== Task objective ==
Write out the entries below once more, exactly, with the pictures left out.

Records about charts and figures

++++

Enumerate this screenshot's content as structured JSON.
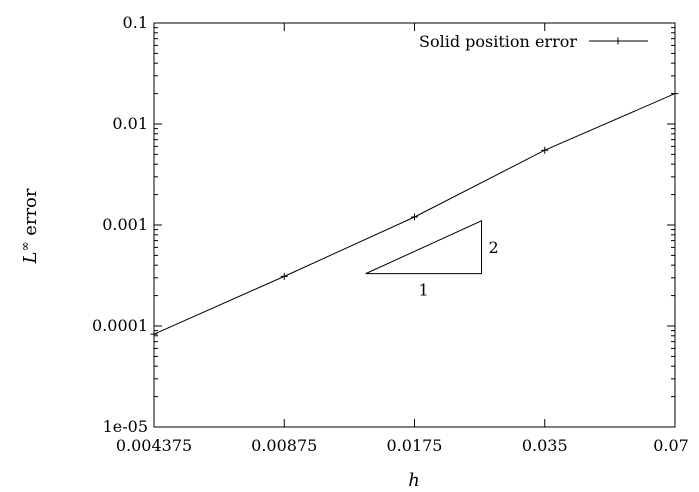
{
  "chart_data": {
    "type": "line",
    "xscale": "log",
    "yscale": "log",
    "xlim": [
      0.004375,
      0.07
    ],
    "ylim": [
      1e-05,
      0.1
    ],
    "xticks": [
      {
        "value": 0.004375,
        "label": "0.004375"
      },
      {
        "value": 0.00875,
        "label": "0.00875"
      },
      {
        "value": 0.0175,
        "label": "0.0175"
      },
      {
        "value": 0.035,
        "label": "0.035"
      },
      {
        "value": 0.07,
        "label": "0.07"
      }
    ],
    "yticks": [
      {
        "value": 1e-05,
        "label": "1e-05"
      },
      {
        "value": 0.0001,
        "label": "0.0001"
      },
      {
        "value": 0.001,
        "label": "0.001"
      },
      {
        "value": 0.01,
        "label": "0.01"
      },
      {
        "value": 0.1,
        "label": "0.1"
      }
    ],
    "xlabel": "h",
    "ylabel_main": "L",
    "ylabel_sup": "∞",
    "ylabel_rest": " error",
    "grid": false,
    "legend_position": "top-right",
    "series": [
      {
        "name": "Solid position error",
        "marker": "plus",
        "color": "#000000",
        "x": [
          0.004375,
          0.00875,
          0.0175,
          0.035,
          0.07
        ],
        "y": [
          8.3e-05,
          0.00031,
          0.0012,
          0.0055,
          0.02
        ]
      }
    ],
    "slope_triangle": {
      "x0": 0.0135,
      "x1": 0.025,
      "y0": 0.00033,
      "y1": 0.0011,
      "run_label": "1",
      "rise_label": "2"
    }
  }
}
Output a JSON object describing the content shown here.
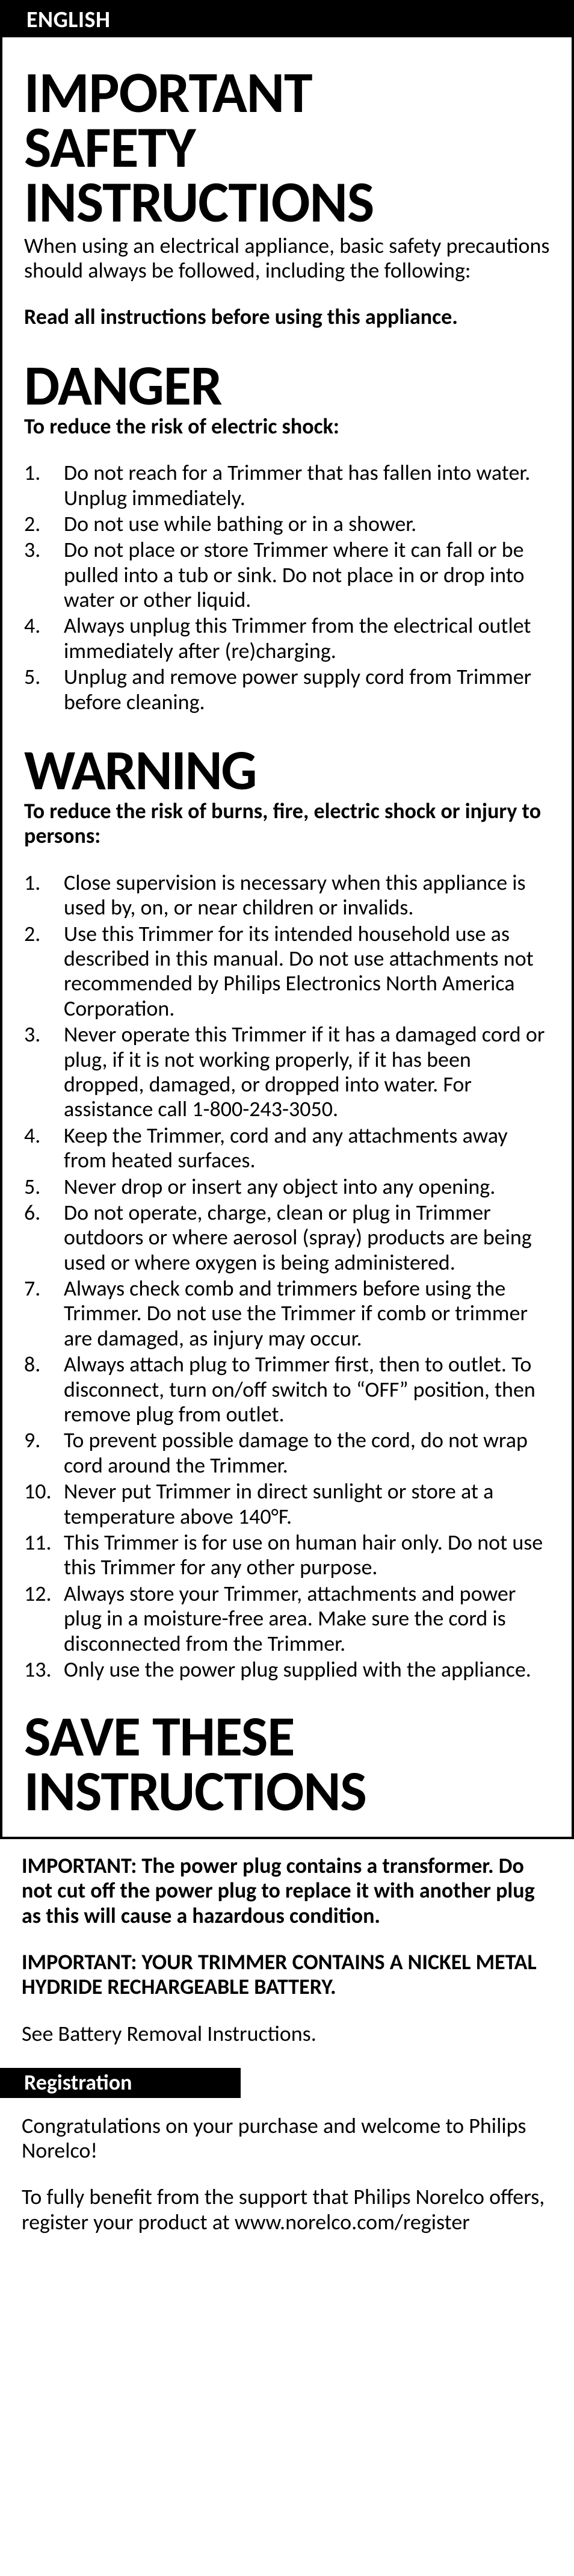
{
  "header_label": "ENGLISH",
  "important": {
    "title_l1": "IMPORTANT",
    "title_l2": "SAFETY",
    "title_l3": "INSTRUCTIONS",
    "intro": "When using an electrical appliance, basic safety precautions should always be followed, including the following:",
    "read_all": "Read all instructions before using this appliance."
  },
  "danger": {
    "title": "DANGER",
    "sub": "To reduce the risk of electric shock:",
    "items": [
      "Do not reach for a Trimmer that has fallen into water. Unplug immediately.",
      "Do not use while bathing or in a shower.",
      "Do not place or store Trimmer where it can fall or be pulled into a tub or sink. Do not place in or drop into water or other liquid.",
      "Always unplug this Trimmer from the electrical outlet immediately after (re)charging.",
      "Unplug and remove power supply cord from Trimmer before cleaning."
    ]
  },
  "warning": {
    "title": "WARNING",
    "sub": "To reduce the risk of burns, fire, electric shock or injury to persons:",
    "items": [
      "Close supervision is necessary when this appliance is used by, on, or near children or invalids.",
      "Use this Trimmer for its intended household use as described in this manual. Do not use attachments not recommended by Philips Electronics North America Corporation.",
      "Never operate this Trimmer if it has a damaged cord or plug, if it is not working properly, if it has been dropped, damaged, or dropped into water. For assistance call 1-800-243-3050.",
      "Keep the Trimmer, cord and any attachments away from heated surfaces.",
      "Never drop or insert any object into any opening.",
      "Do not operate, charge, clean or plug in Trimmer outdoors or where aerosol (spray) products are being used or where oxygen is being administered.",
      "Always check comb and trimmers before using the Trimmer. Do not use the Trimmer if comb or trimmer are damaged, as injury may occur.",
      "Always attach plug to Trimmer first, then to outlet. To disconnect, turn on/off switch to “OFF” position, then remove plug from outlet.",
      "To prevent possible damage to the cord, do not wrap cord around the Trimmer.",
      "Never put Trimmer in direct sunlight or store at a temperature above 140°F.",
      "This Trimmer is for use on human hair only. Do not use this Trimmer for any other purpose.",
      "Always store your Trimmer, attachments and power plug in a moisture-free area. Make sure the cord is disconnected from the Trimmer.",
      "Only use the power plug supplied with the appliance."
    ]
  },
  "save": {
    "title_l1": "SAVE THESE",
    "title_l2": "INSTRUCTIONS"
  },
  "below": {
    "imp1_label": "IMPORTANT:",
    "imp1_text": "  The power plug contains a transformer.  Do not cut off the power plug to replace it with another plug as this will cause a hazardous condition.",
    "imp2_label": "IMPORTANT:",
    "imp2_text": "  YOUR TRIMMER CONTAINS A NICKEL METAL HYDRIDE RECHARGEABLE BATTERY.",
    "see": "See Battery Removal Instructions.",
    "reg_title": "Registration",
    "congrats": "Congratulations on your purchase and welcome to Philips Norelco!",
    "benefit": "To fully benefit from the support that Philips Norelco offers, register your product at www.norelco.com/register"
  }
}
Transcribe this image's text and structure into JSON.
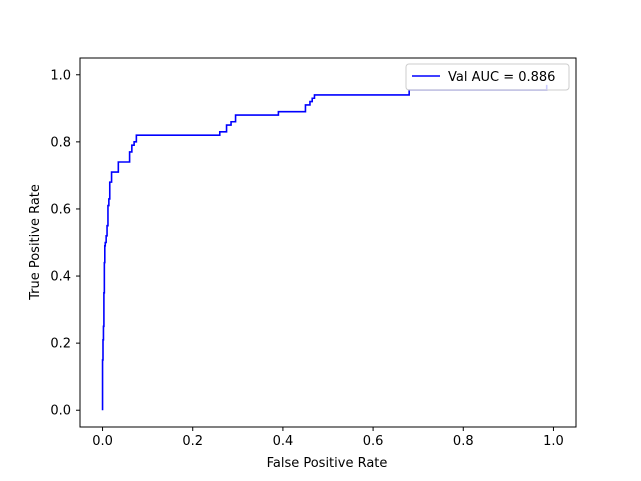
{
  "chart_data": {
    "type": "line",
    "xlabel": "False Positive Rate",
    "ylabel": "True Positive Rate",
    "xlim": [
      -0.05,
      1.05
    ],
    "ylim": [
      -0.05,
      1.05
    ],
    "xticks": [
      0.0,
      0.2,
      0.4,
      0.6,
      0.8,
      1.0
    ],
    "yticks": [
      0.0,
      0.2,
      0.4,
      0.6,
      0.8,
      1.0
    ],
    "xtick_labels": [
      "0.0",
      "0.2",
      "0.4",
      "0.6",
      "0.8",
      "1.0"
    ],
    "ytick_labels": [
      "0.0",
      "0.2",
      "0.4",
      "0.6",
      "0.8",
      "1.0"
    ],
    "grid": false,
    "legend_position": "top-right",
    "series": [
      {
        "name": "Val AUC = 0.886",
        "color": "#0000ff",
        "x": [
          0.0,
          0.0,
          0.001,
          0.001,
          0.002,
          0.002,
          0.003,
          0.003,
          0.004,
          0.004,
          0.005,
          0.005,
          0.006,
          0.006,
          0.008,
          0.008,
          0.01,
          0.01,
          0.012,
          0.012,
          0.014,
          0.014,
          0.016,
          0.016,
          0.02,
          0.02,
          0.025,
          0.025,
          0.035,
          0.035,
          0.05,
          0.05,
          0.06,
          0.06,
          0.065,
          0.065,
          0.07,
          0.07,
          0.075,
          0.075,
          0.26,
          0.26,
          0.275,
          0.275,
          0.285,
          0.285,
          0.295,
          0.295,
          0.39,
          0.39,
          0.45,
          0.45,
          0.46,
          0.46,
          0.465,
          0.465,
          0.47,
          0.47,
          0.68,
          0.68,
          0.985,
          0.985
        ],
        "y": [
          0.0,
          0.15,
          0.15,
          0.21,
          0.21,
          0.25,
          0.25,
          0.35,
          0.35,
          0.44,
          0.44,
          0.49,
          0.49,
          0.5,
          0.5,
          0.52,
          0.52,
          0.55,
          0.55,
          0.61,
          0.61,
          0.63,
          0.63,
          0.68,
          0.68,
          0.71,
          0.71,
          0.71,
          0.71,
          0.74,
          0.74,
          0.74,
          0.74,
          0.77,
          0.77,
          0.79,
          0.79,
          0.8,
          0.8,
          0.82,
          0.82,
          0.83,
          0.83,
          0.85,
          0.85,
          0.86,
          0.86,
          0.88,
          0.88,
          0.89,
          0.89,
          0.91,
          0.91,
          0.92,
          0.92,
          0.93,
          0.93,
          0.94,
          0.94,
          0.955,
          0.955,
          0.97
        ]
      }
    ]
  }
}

++++

== Written solution ==
Enumerate this screenshot's content as structured JSON.
{
  "chart_data": {
    "type": "line",
    "xscale": "log",
    "yscale": "log",
    "xlim": [
      0.004375,
      0.07
    ],
    "ylim": [
      1e-05,
      0.1
    ],
    "xticks": [
      {
        "value": 0.004375,
        "label": "0.004375"
      },
      {
        "value": 0.00875,
        "label": "0.00875"
      },
      {
        "value": 0.0175,
        "label": "0.0175"
      },
      {
        "value": 0.035,
        "label": "0.035"
      },
      {
        "value": 0.07,
        "label": "0.07"
      }
    ],
    "yticks": [
      {
        "value": 1e-05,
        "label": "1e-05"
      },
      {
        "value": 0.0001,
        "label": "0.0001"
      },
      {
        "value": 0.001,
        "label": "0.001"
      },
      {
        "value": 0.01,
        "label": "0.01"
      },
      {
        "value": 0.1,
        "label": "0.1"
      }
    ],
    "xlabel": "h",
    "ylabel_main": "L",
    "ylabel_sup": "∞",
    "ylabel_rest": " error",
    "grid": false,
    "legend_position": "top-right",
    "series": [
      {
        "name": "Solid position error",
        "marker": "plus",
        "color": "#000000",
        "x": [
          0.004375,
          0.00875,
          0.0175,
          0.035,
          0.07
        ],
        "y": [
          8.3e-05,
          0.00031,
          0.0012,
          0.0055,
          0.02
        ]
      }
    ],
    "slope_triangle": {
      "x0": 0.0135,
      "x1": 0.025,
      "y0": 0.00033,
      "y1": 0.0011,
      "run_label": "1",
      "rise_label": "2"
    }
  }
}
Output a JSON object describing the content shown here.
{
  "header_label": "ENGLISH",
  "important": {
    "title_l1": "IMPORTANT",
    "title_l2": "SAFETY",
    "title_l3": "INSTRUCTIONS",
    "intro": "When using an electrical appliance, basic safety precautions should always be followed, including the following:",
    "read_all": "Read all instructions before using this appliance."
  },
  "danger": {
    "title": "DANGER",
    "sub": "To reduce the risk of electric shock:",
    "items": [
      "Do not reach for a Trimmer that has fallen into water. Unplug immediately.",
      "Do not use while bathing or in a shower.",
      "Do not place or store Trimmer where it can fall or be pulled into a tub or sink. Do not place in or drop into water or other liquid.",
      "Always unplug this Trimmer from the electrical outlet immediately after (re)charging.",
      "Unplug and remove power supply cord from Trimmer before cleaning."
    ]
  },
  "warning": {
    "title": "WARNING",
    "sub": "To reduce the risk of burns, fire, electric shock or injury to persons:",
    "items": [
      "Close supervision is necessary when this appliance is used by, on, or near children or invalids.",
      "Use this Trimmer for its intended household use as described in this manual. Do not use attachments not recommended by Philips Electronics North America Corporation.",
      "Never operate this Trimmer if it has a damaged cord or plug, if it is not working properly, if it has been dropped, damaged, or dropped into water. For assistance call 1-800-243-3050.",
      "Keep the Trimmer, cord and any attachments away from heated surfaces.",
      "Never drop or insert any object into any opening.",
      "Do not operate, charge, clean or plug in Trimmer outdoors or where aerosol (spray) products are being used or where oxygen is being administered.",
      "Always check comb and trimmers before using the Trimmer. Do not use the Trimmer if comb or trimmer are damaged, as injury may occur.",
      "Always attach plug to Trimmer first, then to outlet. To disconnect, turn on/off switch to “OFF” position, then remove plug from outlet.",
      "To prevent possible damage to the cord, do not wrap cord around the Trimmer.",
      "Never put Trimmer in direct sunlight or store at a temperature above 140°F.",
      "This Trimmer is for use on human hair only. Do not use this Trimmer for any other purpose.",
      "Always store your Trimmer, attachments and power plug in a moisture-free area. Make sure the cord is disconnected from the Trimmer.",
      "Only use the power plug supplied with the appliance."
    ]
  },
  "save": {
    "title_l1": "SAVE THESE",
    "title_l2": "INSTRUCTIONS"
  },
  "below": {
    "imp1_label": "IMPORTANT:",
    "imp1_text": "  The power plug contains a transformer.  Do not cut off the power plug to replace it with another plug as this will cause a hazardous condition.",
    "imp2_label": "IMPORTANT:",
    "imp2_text": "  YOUR TRIMMER CONTAINS A NICKEL METAL HYDRIDE RECHARGEABLE BATTERY.",
    "see": "See Battery Removal Instructions.",
    "reg_title": "Registration",
    "congrats": "Congratulations on your purchase and welcome to Philips Norelco!",
    "benefit": "To fully benefit from the support that Philips Norelco offers, register your product at www.norelco.com/register"
  }
}
Transcribe this image's text and structure into JSON.
{
  "chart_data": {
    "type": "line",
    "xlabel": "False Positive Rate",
    "ylabel": "True Positive Rate",
    "xlim": [
      -0.05,
      1.05
    ],
    "ylim": [
      -0.05,
      1.05
    ],
    "xticks": [
      0.0,
      0.2,
      0.4,
      0.6,
      0.8,
      1.0
    ],
    "yticks": [
      0.0,
      0.2,
      0.4,
      0.6,
      0.8,
      1.0
    ],
    "xtick_labels": [
      "0.0",
      "0.2",
      "0.4",
      "0.6",
      "0.8",
      "1.0"
    ],
    "ytick_labels": [
      "0.0",
      "0.2",
      "0.4",
      "0.6",
      "0.8",
      "1.0"
    ],
    "grid": false,
    "legend_position": "top-right",
    "series": [
      {
        "name": "Val AUC = 0.886",
        "color": "#0000ff",
        "x": [
          0.0,
          0.0,
          0.001,
          0.001,
          0.002,
          0.002,
          0.003,
          0.003,
          0.004,
          0.004,
          0.005,
          0.005,
          0.006,
          0.006,
          0.008,
          0.008,
          0.01,
          0.01,
          0.012,
          0.012,
          0.014,
          0.014,
          0.016,
          0.016,
          0.02,
          0.02,
          0.025,
          0.025,
          0.035,
          0.035,
          0.05,
          0.05,
          0.06,
          0.06,
          0.065,
          0.065,
          0.07,
          0.07,
          0.075,
          0.075,
          0.26,
          0.26,
          0.275,
          0.275,
          0.285,
          0.285,
          0.295,
          0.295,
          0.39,
          0.39,
          0.45,
          0.45,
          0.46,
          0.46,
          0.465,
          0.465,
          0.47,
          0.47,
          0.68,
          0.68,
          0.985,
          0.985
        ],
        "y": [
          0.0,
          0.15,
          0.15,
          0.21,
          0.21,
          0.25,
          0.25,
          0.35,
          0.35,
          0.44,
          0.44,
          0.49,
          0.49,
          0.5,
          0.5,
          0.52,
          0.52,
          0.55,
          0.55,
          0.61,
          0.61,
          0.63,
          0.63,
          0.68,
          0.68,
          0.71,
          0.71,
          0.71,
          0.71,
          0.74,
          0.74,
          0.74,
          0.74,
          0.77,
          0.77,
          0.79,
          0.79,
          0.8,
          0.8,
          0.82,
          0.82,
          0.83,
          0.83,
          0.85,
          0.85,
          0.86,
          0.86,
          0.88,
          0.88,
          0.89,
          0.89,
          0.91,
          0.91,
          0.92,
          0.92,
          0.93,
          0.93,
          0.94,
          0.94,
          0.955,
          0.955,
          0.97
        ]
      }
    ]
  }
}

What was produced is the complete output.